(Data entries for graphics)
↓↓↓

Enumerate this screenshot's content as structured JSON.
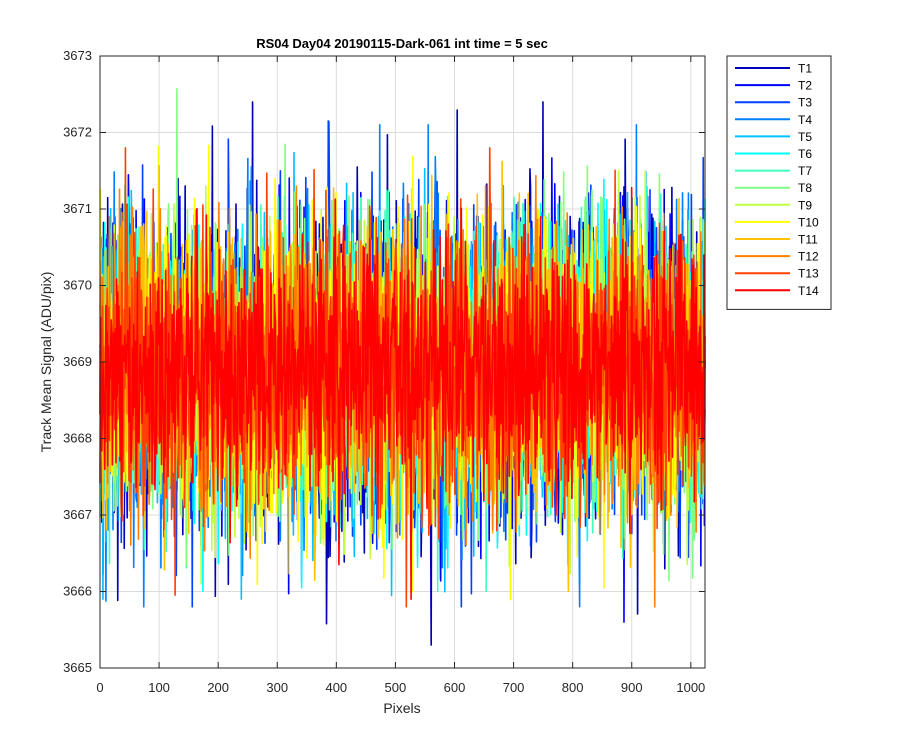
{
  "chart_data": {
    "type": "line",
    "title": "RS04 Day04 20190115-Dark-061 int time = 5 sec",
    "xlabel": "Pixels",
    "ylabel": "Track Mean Signal (ADU/pix)",
    "xlim": [
      0,
      1024
    ],
    "ylim": [
      3665,
      3673
    ],
    "xticks": [
      0,
      100,
      200,
      300,
      400,
      500,
      600,
      700,
      800,
      900,
      1000
    ],
    "yticks": [
      3665,
      3666,
      3667,
      3668,
      3669,
      3670,
      3671,
      3672,
      3673
    ],
    "grid": true,
    "legend_location": "outside-top-right",
    "n_points_per_series": 1024,
    "series": [
      {
        "name": "T1",
        "color": "#0000b4",
        "mean": 3668.9,
        "std": 1.1,
        "min": 3665.3,
        "max": 3672.4
      },
      {
        "name": "T2",
        "color": "#0000ff",
        "mean": 3668.9,
        "std": 1.05,
        "min": 3665.6,
        "max": 3672.4
      },
      {
        "name": "T3",
        "color": "#0040ff",
        "mean": 3668.9,
        "std": 1.0,
        "min": 3665.8,
        "max": 3672.2
      },
      {
        "name": "T4",
        "color": "#0080ff",
        "mean": 3668.9,
        "std": 1.0,
        "min": 3665.8,
        "max": 3672.1
      },
      {
        "name": "T5",
        "color": "#00c0ff",
        "mean": 3668.9,
        "std": 0.95,
        "min": 3665.9,
        "max": 3672.0
      },
      {
        "name": "T6",
        "color": "#00ffff",
        "mean": 3668.9,
        "std": 0.95,
        "min": 3666.0,
        "max": 3672.2
      },
      {
        "name": "T7",
        "color": "#40ffbf",
        "mean": 3668.9,
        "std": 0.95,
        "min": 3666.0,
        "max": 3672.4
      },
      {
        "name": "T8",
        "color": "#80ff80",
        "mean": 3668.9,
        "std": 0.95,
        "min": 3666.1,
        "max": 3672.6
      },
      {
        "name": "T9",
        "color": "#c0ff40",
        "mean": 3668.9,
        "std": 0.95,
        "min": 3666.1,
        "max": 3672.4
      },
      {
        "name": "T10",
        "color": "#ffff00",
        "mean": 3668.9,
        "std": 0.95,
        "min": 3665.7,
        "max": 3672.2
      },
      {
        "name": "T11",
        "color": "#ffc000",
        "mean": 3668.9,
        "std": 0.9,
        "min": 3666.0,
        "max": 3672.0
      },
      {
        "name": "T12",
        "color": "#ff8000",
        "mean": 3668.9,
        "std": 0.9,
        "min": 3665.8,
        "max": 3671.8
      },
      {
        "name": "T13",
        "color": "#ff4000",
        "mean": 3668.9,
        "std": 0.9,
        "min": 3665.8,
        "max": 3671.8
      },
      {
        "name": "T14",
        "color": "#ff0000",
        "mean": 3668.9,
        "std": 0.8,
        "min": 3665.9,
        "max": 3672.0
      }
    ]
  }
}
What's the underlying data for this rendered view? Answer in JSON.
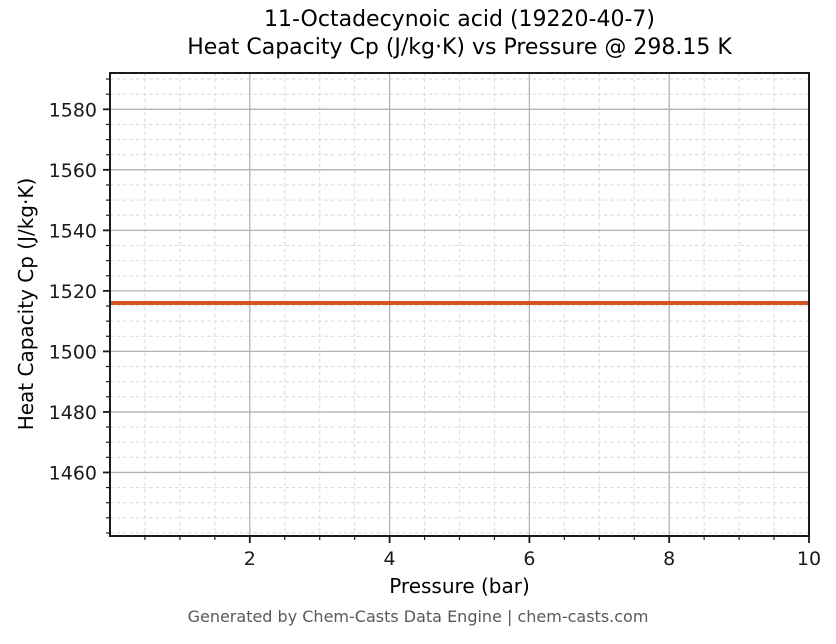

↑↑↑

## Task instructions
Your copy should hold every record word for word and none of the pictures.

## Answer for this exercise
Enumerate this screenshot's content as structured JSON.
{
  "chart_data": {
    "type": "line",
    "title": "RS04 Day04 20190115-Dark-061 int time = 5 sec",
    "xlabel": "Pixels",
    "ylabel": "Track Mean Signal (ADU/pix)",
    "xlim": [
      0,
      1024
    ],
    "ylim": [
      3665,
      3673
    ],
    "xticks": [
      0,
      100,
      200,
      300,
      400,
      500,
      600,
      700,
      800,
      900,
      1000
    ],
    "yticks": [
      3665,
      3666,
      3667,
      3668,
      3669,
      3670,
      3671,
      3672,
      3673
    ],
    "grid": true,
    "legend_location": "outside-top-right",
    "n_points_per_series": 1024,
    "series": [
      {
        "name": "T1",
        "color": "#0000b4",
        "mean": 3668.9,
        "std": 1.1,
        "min": 3665.3,
        "max": 3672.4
      },
      {
        "name": "T2",
        "color": "#0000ff",
        "mean": 3668.9,
        "std": 1.05,
        "min": 3665.6,
        "max": 3672.4
      },
      {
        "name": "T3",
        "color": "#0040ff",
        "mean": 3668.9,
        "std": 1.0,
        "min": 3665.8,
        "max": 3672.2
      },
      {
        "name": "T4",
        "color": "#0080ff",
        "mean": 3668.9,
        "std": 1.0,
        "min": 3665.8,
        "max": 3672.1
      },
      {
        "name": "T5",
        "color": "#00c0ff",
        "mean": 3668.9,
        "std": 0.95,
        "min": 3665.9,
        "max": 3672.0
      },
      {
        "name": "T6",
        "color": "#00ffff",
        "mean": 3668.9,
        "std": 0.95,
        "min": 3666.0,
        "max": 3672.2
      },
      {
        "name": "T7",
        "color": "#40ffbf",
        "mean": 3668.9,
        "std": 0.95,
        "min": 3666.0,
        "max": 3672.4
      },
      {
        "name": "T8",
        "color": "#80ff80",
        "mean": 3668.9,
        "std": 0.95,
        "min": 3666.1,
        "max": 3672.6
      },
      {
        "name": "T9",
        "color": "#c0ff40",
        "mean": 3668.9,
        "std": 0.95,
        "min": 3666.1,
        "max": 3672.4
      },
      {
        "name": "T10",
        "color": "#ffff00",
        "mean": 3668.9,
        "std": 0.95,
        "min": 3665.7,
        "max": 3672.2
      },
      {
        "name": "T11",
        "color": "#ffc000",
        "mean": 3668.9,
        "std": 0.9,
        "min": 3666.0,
        "max": 3672.0
      },
      {
        "name": "T12",
        "color": "#ff8000",
        "mean": 3668.9,
        "std": 0.9,
        "min": 3665.8,
        "max": 3671.8
      },
      {
        "name": "T13",
        "color": "#ff4000",
        "mean": 3668.9,
        "std": 0.9,
        "min": 3665.8,
        "max": 3671.8
      },
      {
        "name": "T14",
        "color": "#ff0000",
        "mean": 3668.9,
        "std": 0.8,
        "min": 3665.9,
        "max": 3672.0
      }
    ]
  }
}
What's the underlying data for this rendered view? Answer in JSON.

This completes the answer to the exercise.